# The problem
Check each line of the material. Copy those containing "GmbH".

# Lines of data
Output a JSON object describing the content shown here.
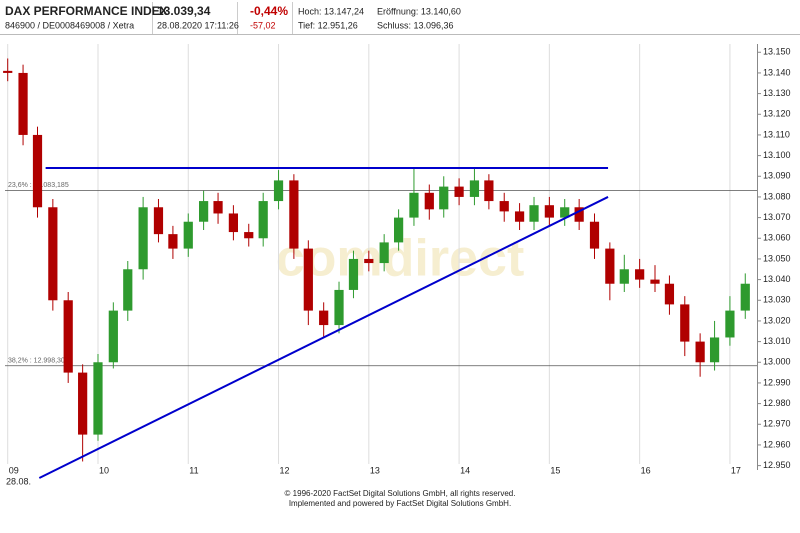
{
  "header": {
    "name": "DAX PERFORMANCE INDEX",
    "ids": "846900 / DE0008469008 / Xetra",
    "price": "13.039,34",
    "timestamp": "28.08.2020 17:11:26",
    "change_pct": "-0,44%",
    "change_abs": "-57,02",
    "high": "Hoch: 13.147,24",
    "open": "Eröffnung: 13.140,60",
    "low": "Tief: 12.951,26",
    "close": "Schluss: 13.096,36"
  },
  "chart_data": {
    "type": "candlestick",
    "watermark": "comdirect",
    "date_label": "28.08.",
    "x": [
      9.0,
      9.17,
      9.33,
      9.5,
      9.67,
      9.83,
      10.0,
      10.17,
      10.33,
      10.5,
      10.67,
      10.83,
      11.0,
      11.17,
      11.33,
      11.5,
      11.67,
      11.83,
      12.0,
      12.17,
      12.33,
      12.5,
      12.67,
      12.83,
      13.0,
      13.17,
      13.33,
      13.5,
      13.67,
      13.83,
      14.0,
      14.17,
      14.33,
      14.5,
      14.67,
      14.83,
      15.0,
      15.17,
      15.33,
      15.5,
      15.67,
      15.83,
      16.0,
      16.17,
      16.33,
      16.5,
      16.67,
      16.83,
      17.0,
      17.17
    ],
    "open": [
      13141,
      13140,
      13110,
      13075,
      13030,
      12995,
      12965,
      13000,
      13025,
      13045,
      13075,
      13062,
      13055,
      13068,
      13078,
      13072,
      13063,
      13060,
      13078,
      13088,
      13055,
      13025,
      13018,
      13035,
      13050,
      13048,
      13058,
      13070,
      13082,
      13074,
      13085,
      13080,
      13088,
      13078,
      13073,
      13068,
      13076,
      13070,
      13075,
      13068,
      13055,
      13038,
      13045,
      13040,
      13038,
      13028,
      13010,
      13000,
      13012,
      13025
    ],
    "high": [
      13147,
      13144,
      13114,
      13079,
      13034,
      12999,
      13004,
      13029,
      13049,
      13080,
      13079,
      13066,
      13072,
      13083,
      13082,
      13076,
      13067,
      13082,
      13093,
      13091,
      13059,
      13029,
      13039,
      13054,
      13054,
      13062,
      13074,
      13094,
      13086,
      13090,
      13089,
      13094,
      13091,
      13082,
      13077,
      13080,
      13080,
      13079,
      13079,
      13072,
      13058,
      13052,
      13050,
      13047,
      13042,
      13032,
      13014,
      13020,
      13032,
      13043
    ],
    "low": [
      13136,
      13105,
      13070,
      13025,
      12990,
      12952,
      12962,
      12997,
      13020,
      13040,
      13058,
      13050,
      13051,
      13064,
      13067,
      13059,
      13056,
      13056,
      13074,
      13050,
      13018,
      13012,
      13014,
      13031,
      13044,
      13044,
      13054,
      13066,
      13069,
      13070,
      13076,
      13076,
      13074,
      13068,
      13064,
      13064,
      13066,
      13066,
      13064,
      13050,
      13030,
      13034,
      13036,
      13034,
      13023,
      13003,
      12993,
      12996,
      13008,
      13021
    ],
    "close": [
      13140,
      13110,
      13075,
      13030,
      12995,
      12965,
      13000,
      13025,
      13045,
      13075,
      13062,
      13055,
      13068,
      13078,
      13072,
      13063,
      13060,
      13078,
      13088,
      13055,
      13025,
      13018,
      13035,
      13050,
      13048,
      13058,
      13070,
      13082,
      13074,
      13085,
      13080,
      13088,
      13078,
      13073,
      13068,
      13076,
      13070,
      13075,
      13068,
      13055,
      13038,
      13045,
      13040,
      13038,
      13028,
      13010,
      13000,
      13012,
      13025,
      13038
    ],
    "up_color": "#2e9a2e",
    "down_color": "#b00000",
    "xlim": [
      8.97,
      17.3
    ],
    "xticks": [
      {
        "value": 9,
        "label": "09"
      },
      10,
      11,
      12,
      13,
      14,
      15,
      16,
      17
    ],
    "ylim": [
      12944,
      13154
    ],
    "yticks": [
      {
        "value": 12950,
        "label": "12.950"
      },
      {
        "value": 12960,
        "label": "12.960"
      },
      {
        "value": 12970,
        "label": "12.970"
      },
      {
        "value": 12980,
        "label": "12.980"
      },
      {
        "value": 12990,
        "label": "12.990"
      },
      {
        "value": 13000,
        "label": "13.000"
      },
      {
        "value": 13010,
        "label": "13.010"
      },
      {
        "value": 13020,
        "label": "13.020"
      },
      {
        "value": 13030,
        "label": "13.030"
      },
      {
        "value": 13040,
        "label": "13.040"
      },
      {
        "value": 13050,
        "label": "13.050"
      },
      {
        "value": 13060,
        "label": "13.060"
      },
      {
        "value": 13070,
        "label": "13.070"
      },
      {
        "value": 13080,
        "label": "13.080"
      },
      {
        "value": 13090,
        "label": "13.090"
      },
      {
        "value": 13100,
        "label": "13.100"
      },
      {
        "value": 13110,
        "label": "13.110"
      },
      {
        "value": 13120,
        "label": "13.120"
      },
      {
        "value": 13130,
        "label": "13.130"
      },
      {
        "value": 13140,
        "label": "13.140"
      },
      {
        "value": 13150,
        "label": "13.150"
      }
    ],
    "grid": true,
    "reference_lines": [
      {
        "value": 13083.185,
        "label": "23,6% : 13.083,185"
      },
      {
        "value": 12998.309,
        "label": "38,2% : 12.998,309"
      }
    ],
    "trendlines": [
      {
        "x": [
          9.42,
          15.65
        ],
        "y": [
          13094,
          13094
        ]
      },
      {
        "x": [
          9.35,
          15.65
        ],
        "y": [
          12944,
          13080
        ]
      }
    ],
    "trendline_color": "#0000cc"
  },
  "footer": {
    "line1": "© 1996-2020 FactSet Digital Solutions GmbH, all rights reserved.",
    "line2": "Implemented and powered by FactSet Digital Solutions GmbH."
  }
}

# Task solution
    "line1": "© 1996-2020 FactSet Digital Solutions GmbH, all rights reserved.",
    "line2": "Implemented and powered by FactSet Digital Solutions GmbH."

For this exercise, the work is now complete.